*Краткое задание:* Напишите продолжение отрывка о Пришвине, его охоте и фотографии, начав сразу после последнего предложения.

*Отрывок текста:*
_____
Страстный охотник родился в Пришвине примерно тогда же, когда родился в нем писатель, – той самой первой поездке на Север, где он подстрелил сою первую добычу: «При первом же выстреле мне вдруг явились те дни настоящего счастья, какое испытал я при побеге в Азию. В глазах у меня осталась вспышка зеленого света лесов при этом первом выстреле в поднявшегося из лесной заросли глухаря. Я убил его и навсегда стал свободным человеком, что-то вдруг понял» – писал он в очерке «Охота за счастьем». С этого момента охота стала не только способом прокормить семью в наиболее тяжелые периоды истории, но и неотъемлемой частью внутренней жизни Пришвина, «была средством возвращаться к себе самому»: «впоследствии выработалась у меня через охоту специальная способность воспринимать природу и описывать свои впечатления: для меня, как и для ученого-зоолога, охота стала, главным образом, в помощь работе».

В 1926 году Пришвин приобрел дом в Загорске (Сергиев Посад, Сергиев), в котором прожил до конца 1930-х годов. К этому периоду относятся, пожалуй, наиболее известный цикл фотографий Пришвина, озаглавленный автором «Когда били колокола». На нем писатель запечатлел события ноября 1929 - января 1930 года – сброс и уничтожению колоколов Троице-Сергиевой лавры: «В Лавре снимают колокола, и тот в 4000 пудов, единственный в мире, тоже пойдет на переливку. Чистое злодейство, и заступиться нельзя никому и как-то неприлично: слишком много жизней губят ежедневно, чтобы можно было отстаивать колокол…» - писал он 22 ноября 1929 года в Дневнике.

Фотография для Пришвина стала еще одним увлечением, привезенным с Севера. Впервые он загорелся ей все в том же 1906 году, когда во время путешествия по Карелии смог воспользоваться фотоаппаратом попутчика, а спустя 18 лет у Пришвина появился первый собственный фотоаппарат - неизменный спутник во всех поездках; фотография же стала неотъемлемым дополнением к его литературному творчеству: «не только для практических целей и для чисто научных целей как [факт] необходима при экспедициях фотография, я считаю, и для литературно-художественных целей в смысле самодисциплины при овладении материалом фотография очень полезна [...] если фотография сделана самим собой и явилась в моем образе ярким восприятием жизни, то часто открывает драгоценные подробности», «ценность фотографии заключается в точной передаче образа мира, вследствие чего у нас получается убеждение в его существовании как бы совсем независимо от нашего восприятия. Я хочу воспользоваться этой особенностью фотоаппарата и доказывать светописью мои видения реального мира». Негативы фотопленок Пришвин хранил также бережно, как и свой Дневник: «Если уцелеют мои снимки до тех пор, когда у людей начнется жизнь “для себя”, то мои фото издадут и все будут удивляться, сколько у этого художника в душе было радости и любви к жизни», – записал он 1 января 1932 года.
_____
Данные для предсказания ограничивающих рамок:

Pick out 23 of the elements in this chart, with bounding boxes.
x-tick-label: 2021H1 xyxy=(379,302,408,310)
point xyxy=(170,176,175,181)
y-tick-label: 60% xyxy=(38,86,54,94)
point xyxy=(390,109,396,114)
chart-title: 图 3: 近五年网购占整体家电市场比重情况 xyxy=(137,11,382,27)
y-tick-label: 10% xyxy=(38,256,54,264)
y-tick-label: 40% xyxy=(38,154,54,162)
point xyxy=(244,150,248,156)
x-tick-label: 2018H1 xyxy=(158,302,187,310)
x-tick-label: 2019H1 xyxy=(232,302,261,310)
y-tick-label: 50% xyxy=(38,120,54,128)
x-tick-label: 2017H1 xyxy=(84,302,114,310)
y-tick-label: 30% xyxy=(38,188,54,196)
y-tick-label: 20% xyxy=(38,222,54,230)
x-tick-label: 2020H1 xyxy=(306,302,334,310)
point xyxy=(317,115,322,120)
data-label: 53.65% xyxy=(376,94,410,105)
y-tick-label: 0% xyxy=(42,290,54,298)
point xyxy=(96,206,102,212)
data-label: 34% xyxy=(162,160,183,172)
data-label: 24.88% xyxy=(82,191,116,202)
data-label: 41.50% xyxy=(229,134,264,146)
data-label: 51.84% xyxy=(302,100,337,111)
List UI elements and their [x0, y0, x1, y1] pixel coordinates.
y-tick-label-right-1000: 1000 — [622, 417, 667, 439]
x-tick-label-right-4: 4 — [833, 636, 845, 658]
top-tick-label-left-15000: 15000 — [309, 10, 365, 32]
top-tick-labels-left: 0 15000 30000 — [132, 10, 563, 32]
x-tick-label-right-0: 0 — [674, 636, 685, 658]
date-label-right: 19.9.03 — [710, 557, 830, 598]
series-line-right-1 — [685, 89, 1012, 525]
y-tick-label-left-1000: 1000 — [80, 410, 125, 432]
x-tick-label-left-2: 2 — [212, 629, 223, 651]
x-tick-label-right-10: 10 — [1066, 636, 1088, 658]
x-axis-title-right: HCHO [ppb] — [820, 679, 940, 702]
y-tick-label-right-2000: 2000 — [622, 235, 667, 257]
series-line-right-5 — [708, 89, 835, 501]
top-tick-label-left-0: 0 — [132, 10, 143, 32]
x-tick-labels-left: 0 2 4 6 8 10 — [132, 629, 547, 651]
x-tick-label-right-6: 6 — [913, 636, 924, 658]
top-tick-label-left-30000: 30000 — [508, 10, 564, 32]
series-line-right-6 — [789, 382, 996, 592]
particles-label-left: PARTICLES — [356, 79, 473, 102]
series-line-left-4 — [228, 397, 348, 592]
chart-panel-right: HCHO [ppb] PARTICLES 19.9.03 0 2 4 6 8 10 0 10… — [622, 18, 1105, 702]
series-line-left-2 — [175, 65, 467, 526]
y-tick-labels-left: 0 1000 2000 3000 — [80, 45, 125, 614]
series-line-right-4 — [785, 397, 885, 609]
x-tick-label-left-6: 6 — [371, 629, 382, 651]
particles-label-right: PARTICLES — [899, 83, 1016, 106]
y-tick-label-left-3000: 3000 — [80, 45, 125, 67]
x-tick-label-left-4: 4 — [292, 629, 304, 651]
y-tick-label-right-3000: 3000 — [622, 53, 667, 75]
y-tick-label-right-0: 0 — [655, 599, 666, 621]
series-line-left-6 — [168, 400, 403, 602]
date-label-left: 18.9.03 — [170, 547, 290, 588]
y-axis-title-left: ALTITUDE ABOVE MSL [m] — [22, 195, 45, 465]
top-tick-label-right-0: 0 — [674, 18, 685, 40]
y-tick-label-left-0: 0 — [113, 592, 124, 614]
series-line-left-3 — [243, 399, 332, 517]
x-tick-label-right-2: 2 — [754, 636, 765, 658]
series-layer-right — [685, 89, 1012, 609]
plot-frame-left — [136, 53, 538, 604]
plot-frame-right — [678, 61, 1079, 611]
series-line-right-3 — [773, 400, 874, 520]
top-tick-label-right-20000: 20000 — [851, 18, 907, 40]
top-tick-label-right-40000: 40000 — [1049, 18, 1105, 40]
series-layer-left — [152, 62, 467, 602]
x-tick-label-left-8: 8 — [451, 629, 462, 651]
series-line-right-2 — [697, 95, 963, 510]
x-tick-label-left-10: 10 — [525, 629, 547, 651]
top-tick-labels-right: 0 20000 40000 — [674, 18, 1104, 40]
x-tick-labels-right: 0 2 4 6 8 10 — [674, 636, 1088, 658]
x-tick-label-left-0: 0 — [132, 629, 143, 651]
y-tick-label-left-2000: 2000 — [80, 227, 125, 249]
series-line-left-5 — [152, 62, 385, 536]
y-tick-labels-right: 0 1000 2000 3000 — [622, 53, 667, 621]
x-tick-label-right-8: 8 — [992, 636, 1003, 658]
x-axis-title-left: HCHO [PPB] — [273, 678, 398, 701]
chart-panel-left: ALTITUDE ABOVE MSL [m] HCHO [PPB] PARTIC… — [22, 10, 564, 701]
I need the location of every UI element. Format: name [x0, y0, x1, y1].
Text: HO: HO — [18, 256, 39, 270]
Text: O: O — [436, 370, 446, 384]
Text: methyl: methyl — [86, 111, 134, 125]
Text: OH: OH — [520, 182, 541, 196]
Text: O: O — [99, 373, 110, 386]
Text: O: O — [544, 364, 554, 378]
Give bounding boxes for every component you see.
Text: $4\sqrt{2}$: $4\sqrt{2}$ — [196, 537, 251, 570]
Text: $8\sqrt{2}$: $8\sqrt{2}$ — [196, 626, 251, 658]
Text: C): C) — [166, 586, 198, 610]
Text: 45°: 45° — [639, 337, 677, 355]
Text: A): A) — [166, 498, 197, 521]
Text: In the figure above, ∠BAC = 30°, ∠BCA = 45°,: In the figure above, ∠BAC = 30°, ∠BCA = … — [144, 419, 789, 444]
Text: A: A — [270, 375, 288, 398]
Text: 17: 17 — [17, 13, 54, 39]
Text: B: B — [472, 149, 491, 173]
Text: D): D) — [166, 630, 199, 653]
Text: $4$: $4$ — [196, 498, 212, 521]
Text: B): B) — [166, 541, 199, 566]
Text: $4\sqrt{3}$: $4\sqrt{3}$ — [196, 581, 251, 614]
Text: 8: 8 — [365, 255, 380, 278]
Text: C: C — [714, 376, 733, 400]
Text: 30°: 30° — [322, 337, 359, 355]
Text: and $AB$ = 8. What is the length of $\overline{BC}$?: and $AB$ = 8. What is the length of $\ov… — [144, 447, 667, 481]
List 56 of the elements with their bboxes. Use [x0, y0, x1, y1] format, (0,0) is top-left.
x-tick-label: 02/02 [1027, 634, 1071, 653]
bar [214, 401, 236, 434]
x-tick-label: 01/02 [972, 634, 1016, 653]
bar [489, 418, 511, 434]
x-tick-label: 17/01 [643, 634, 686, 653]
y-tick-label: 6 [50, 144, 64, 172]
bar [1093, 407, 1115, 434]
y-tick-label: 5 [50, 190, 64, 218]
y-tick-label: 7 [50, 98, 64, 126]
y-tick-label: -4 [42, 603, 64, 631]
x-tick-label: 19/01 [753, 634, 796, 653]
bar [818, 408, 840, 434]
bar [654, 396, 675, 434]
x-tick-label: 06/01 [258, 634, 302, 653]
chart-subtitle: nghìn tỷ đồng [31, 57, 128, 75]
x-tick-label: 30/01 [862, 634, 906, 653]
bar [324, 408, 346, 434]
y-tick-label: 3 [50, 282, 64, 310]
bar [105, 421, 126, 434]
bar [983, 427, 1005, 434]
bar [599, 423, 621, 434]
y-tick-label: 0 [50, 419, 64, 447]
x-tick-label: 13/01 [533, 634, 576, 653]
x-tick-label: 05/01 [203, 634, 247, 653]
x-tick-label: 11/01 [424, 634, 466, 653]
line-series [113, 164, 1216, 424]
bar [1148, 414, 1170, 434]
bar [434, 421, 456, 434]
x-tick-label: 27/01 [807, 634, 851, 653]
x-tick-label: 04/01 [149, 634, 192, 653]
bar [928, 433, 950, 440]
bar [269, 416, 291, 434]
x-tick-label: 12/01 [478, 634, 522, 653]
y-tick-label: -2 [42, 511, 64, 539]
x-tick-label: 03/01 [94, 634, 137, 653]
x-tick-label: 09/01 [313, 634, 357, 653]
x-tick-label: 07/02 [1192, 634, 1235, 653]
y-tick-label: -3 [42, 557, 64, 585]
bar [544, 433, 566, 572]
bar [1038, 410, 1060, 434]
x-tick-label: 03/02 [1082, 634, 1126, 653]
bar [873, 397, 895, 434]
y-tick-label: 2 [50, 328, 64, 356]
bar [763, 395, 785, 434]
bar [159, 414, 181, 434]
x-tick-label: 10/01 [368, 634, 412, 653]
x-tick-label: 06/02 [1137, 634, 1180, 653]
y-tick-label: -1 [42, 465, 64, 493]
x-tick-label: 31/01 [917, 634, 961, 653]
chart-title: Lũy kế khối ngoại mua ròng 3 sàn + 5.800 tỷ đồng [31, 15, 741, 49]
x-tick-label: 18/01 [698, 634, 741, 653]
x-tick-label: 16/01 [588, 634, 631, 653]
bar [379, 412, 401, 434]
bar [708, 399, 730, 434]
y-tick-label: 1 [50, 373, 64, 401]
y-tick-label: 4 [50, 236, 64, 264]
_____
*Ответ к заданию:*
В 1932 году 59-летний писатель стал обладателем личного автомобиля, вещи по тем временам редкой, но совершенно необходимой для человека, стремящегося «в одно и то же время быть на одном месте и быть везде». Автомобиль, на котором Пришвин исколесил окрестности Загорска, получил ласковое прозвище Машка: «в трудное время, не желая заниматься литературной халтурой, держал я корову Машку, на огороде для нее мы с женой сажали кормовую свеклу. Когда жизнь улучшилась, время перешло на быстрое и дорогое, возиться с коровой стало невыгодно, мы продали Машку и в сарай, где она была, поставили автомобиль. В память нашей доброй кормилицы, машину свою мы назвали тоже Машкой и обращались с ней по привычке иногда тоже, как с живым существом»,− писал автор в одноименном рассказе.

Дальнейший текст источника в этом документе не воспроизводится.